* [Source data]:
——

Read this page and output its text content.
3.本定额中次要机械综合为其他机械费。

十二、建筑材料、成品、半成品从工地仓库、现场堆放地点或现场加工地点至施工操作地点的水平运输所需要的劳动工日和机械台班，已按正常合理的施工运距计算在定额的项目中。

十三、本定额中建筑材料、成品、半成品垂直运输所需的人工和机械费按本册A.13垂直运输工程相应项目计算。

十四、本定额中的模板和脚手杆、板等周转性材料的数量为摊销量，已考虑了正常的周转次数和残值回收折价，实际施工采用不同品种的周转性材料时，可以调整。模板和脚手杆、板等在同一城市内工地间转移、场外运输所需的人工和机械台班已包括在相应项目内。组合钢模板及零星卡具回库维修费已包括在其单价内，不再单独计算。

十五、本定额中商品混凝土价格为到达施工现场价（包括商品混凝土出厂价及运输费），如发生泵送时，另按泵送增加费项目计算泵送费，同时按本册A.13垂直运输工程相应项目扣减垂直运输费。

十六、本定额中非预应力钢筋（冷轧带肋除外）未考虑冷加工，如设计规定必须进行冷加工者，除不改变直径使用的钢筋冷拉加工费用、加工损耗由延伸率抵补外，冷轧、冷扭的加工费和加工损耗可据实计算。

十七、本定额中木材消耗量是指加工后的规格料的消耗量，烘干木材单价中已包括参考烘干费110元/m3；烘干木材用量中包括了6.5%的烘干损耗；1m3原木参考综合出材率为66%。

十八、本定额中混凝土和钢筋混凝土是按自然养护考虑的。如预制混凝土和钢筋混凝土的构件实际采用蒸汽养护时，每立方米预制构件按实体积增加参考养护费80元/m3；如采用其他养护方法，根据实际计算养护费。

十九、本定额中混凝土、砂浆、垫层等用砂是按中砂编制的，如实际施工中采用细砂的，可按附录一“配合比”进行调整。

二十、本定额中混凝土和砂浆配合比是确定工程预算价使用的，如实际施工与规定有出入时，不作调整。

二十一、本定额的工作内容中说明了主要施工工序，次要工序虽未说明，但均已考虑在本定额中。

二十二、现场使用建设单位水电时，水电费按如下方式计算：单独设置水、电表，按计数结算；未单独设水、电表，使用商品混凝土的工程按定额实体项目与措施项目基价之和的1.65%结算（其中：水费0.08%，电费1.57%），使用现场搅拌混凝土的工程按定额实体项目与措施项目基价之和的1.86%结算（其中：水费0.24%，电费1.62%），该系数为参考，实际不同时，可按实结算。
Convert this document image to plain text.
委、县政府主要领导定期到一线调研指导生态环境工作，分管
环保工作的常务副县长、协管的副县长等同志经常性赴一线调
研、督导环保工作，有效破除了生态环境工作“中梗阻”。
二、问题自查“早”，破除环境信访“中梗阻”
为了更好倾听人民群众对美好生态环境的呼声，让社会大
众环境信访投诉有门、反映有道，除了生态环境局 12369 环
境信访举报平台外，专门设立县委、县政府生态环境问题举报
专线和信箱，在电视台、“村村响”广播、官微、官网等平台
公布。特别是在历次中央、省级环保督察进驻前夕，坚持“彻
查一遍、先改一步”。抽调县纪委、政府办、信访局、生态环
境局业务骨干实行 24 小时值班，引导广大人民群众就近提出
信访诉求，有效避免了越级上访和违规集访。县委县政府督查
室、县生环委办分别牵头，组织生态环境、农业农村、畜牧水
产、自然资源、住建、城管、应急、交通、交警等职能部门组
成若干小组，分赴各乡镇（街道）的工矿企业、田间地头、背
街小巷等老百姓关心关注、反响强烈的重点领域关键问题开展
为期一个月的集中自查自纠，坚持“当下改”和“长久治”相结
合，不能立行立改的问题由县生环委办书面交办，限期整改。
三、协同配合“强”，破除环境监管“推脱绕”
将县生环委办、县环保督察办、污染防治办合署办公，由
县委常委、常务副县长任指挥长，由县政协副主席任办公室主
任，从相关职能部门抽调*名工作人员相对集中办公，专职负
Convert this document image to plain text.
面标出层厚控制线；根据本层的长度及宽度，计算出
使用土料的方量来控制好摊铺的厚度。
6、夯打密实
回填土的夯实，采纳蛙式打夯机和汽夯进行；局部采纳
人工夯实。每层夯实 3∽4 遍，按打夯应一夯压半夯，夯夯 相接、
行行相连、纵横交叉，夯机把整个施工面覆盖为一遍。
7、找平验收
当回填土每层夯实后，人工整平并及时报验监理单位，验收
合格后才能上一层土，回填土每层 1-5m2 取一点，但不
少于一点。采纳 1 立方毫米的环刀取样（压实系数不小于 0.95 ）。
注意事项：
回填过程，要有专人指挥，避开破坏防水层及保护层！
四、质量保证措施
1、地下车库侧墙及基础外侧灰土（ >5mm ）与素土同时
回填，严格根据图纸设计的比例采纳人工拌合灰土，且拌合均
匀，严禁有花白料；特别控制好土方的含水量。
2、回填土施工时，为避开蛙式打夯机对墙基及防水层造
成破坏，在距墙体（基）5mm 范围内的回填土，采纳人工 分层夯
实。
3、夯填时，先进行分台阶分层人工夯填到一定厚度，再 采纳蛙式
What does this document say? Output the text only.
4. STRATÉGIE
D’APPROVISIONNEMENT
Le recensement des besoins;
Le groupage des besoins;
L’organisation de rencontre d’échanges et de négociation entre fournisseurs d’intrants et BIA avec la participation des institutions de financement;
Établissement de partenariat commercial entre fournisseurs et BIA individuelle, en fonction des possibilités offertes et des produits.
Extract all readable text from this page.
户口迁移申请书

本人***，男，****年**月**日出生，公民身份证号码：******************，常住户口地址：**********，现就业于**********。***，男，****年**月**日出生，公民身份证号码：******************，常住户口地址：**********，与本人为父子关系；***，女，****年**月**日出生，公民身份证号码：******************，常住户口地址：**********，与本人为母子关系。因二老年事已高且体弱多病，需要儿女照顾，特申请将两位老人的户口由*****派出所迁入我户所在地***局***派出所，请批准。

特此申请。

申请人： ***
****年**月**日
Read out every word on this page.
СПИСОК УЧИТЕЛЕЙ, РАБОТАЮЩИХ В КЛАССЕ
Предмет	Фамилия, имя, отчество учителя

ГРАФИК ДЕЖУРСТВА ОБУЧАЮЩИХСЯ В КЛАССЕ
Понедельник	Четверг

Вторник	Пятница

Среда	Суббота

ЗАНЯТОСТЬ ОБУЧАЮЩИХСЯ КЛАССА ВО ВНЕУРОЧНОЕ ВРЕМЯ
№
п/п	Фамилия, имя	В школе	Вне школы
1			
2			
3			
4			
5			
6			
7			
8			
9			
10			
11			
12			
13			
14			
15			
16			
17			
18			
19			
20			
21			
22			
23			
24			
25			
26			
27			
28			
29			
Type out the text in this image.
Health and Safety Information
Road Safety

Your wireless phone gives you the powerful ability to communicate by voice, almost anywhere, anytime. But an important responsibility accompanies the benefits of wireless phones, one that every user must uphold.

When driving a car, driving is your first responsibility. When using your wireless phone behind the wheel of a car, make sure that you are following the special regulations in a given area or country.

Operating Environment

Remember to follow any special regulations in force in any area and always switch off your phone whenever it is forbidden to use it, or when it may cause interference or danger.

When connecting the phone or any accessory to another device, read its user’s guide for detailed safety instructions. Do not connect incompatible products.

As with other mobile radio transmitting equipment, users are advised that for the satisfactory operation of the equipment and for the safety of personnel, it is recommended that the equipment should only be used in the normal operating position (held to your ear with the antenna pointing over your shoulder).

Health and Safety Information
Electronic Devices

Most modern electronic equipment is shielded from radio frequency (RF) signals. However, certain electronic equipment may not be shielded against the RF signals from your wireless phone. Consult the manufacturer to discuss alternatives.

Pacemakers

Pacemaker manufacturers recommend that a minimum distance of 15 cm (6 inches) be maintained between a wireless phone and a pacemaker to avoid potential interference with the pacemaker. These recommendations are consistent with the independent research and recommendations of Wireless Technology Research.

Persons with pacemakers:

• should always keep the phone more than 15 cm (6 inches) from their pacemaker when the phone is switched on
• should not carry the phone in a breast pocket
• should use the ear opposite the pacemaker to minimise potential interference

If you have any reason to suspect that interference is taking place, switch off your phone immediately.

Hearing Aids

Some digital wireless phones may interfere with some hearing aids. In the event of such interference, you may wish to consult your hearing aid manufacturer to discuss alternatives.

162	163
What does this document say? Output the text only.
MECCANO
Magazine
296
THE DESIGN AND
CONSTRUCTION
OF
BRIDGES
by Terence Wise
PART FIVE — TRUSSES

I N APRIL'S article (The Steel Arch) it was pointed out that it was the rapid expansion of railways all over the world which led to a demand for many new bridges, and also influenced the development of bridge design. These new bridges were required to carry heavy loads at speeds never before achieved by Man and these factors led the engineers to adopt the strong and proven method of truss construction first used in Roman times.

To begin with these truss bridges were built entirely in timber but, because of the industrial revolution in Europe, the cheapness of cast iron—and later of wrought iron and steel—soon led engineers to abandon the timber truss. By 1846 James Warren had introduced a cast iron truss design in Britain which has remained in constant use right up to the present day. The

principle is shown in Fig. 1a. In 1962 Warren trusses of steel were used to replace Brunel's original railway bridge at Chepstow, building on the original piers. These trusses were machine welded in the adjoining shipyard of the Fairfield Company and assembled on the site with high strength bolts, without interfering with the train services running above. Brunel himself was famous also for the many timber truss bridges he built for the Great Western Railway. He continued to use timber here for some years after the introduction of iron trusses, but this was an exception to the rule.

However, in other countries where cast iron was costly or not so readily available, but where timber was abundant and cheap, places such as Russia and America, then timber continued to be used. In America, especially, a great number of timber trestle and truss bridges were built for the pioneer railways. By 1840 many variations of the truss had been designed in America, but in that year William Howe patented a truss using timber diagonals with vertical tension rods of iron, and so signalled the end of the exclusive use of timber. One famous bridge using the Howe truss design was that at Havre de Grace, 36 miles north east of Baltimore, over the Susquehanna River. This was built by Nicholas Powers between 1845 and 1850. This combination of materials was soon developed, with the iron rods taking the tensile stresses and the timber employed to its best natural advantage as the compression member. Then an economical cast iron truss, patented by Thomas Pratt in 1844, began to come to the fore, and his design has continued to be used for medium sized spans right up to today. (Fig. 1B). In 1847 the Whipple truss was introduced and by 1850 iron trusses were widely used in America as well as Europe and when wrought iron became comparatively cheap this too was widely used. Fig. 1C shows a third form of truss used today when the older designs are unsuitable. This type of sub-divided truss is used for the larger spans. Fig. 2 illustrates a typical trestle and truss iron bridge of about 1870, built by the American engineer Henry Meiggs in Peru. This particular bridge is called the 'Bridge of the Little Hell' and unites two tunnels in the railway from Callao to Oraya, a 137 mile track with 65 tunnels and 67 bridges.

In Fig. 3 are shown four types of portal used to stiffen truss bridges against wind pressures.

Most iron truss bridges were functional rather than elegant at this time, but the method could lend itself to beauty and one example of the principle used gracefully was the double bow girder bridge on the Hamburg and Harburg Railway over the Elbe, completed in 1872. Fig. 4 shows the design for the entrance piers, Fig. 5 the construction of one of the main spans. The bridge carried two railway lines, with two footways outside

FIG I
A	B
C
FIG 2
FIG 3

——

* [What is required]: Locate all lines holding the word "Фамилия", then copy them out.

* [Solution to the exercise]:
Предмет	Фамилия, имя, отчество учителя
п/п	Фамилия, имя	В школе	Вне школы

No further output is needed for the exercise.